= What is expected =
In the entries below, switch every "schematic illustration" to "diagram" and leave everything else unchanged.

= Data provided =

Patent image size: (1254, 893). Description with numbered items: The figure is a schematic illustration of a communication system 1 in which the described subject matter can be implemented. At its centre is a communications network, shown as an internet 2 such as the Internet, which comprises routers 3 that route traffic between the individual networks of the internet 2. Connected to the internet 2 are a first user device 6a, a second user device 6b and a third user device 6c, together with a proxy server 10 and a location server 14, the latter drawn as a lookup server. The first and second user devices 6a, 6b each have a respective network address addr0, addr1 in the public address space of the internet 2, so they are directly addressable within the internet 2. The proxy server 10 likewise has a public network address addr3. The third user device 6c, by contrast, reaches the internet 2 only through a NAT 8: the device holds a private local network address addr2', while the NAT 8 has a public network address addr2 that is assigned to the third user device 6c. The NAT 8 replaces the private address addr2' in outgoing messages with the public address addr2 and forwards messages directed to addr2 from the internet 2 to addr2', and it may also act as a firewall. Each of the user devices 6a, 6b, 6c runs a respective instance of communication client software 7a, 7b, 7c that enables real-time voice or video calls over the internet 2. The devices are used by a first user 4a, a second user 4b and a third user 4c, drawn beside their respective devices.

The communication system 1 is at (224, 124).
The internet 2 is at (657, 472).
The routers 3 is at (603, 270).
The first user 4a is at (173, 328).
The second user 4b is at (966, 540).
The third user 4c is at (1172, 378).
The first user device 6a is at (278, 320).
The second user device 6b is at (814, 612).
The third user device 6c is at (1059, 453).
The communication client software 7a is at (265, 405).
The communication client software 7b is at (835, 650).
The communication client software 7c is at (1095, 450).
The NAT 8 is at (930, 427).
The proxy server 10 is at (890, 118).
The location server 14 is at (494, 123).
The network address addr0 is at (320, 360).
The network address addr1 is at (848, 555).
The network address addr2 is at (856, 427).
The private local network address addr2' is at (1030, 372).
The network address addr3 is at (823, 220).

= The answer =
Patent image size: (1254, 893). Description with numbered items: The figure is a diagram of a communication system 1 in which the described subject matter can be implemented. At its centre is a communications network, shown as an internet 2 such as the Internet, which comprises routers 3 that route traffic between the individual networks of the internet 2. Connected to the internet 2 are a first user device 6a, a second user device 6b and a third user device 6c, together with a proxy server 10 and a location server 14, the latter drawn as a lookup server. The first and second user devices 6a, 6b each have a respective network address addr0, addr1 in the public address space of the internet 2, so they are directly addressable within the internet 2. The proxy server 10 likewise has a public network address addr3. The third user device 6c, by contrast, reaches the internet 2 only through a NAT 8: the device holds a private local network address addr2', while the NAT 8 has a public network address addr2 that is assigned to the third user device 6c. The NAT 8 replaces the private address addr2' in outgoing messages with the public address addr2 and forwards messages directed to addr2 from the internet 2 to addr2', and it may also act as a firewall. Each of the user devices 6a, 6b, 6c runs a respective instance of communication client software 7a, 7b, 7c that enables real-time voice or video calls over the internet 2. The devices are used by a first user 4a, a second user 4b and a third user 4c, drawn beside their respective devices.

The communication system 1 is at (224, 124).
The internet 2 is at (657, 472).
The routers 3 is at (603, 270).
The first user 4a is at (173, 328).
The second user 4b is at (966, 540).
The third user 4c is at (1172, 378).
The first user device 6a is at (278, 320).
The second user device 6b is at (814, 612).
The third user device 6c is at (1059, 453).
The communication client software 7a is at (265, 405).
The communication client software 7b is at (835, 650).
The communication client software 7c is at (1095, 450).
The NAT 8 is at (930, 427).
The proxy server 10 is at (890, 118).
The location server 14 is at (494, 123).
The network address addr0 is at (320, 360).
The network address addr1 is at (848, 555).
The network address addr2 is at (856, 427).
The private local network address addr2' is at (1030, 372).
The network address addr3 is at (823, 220).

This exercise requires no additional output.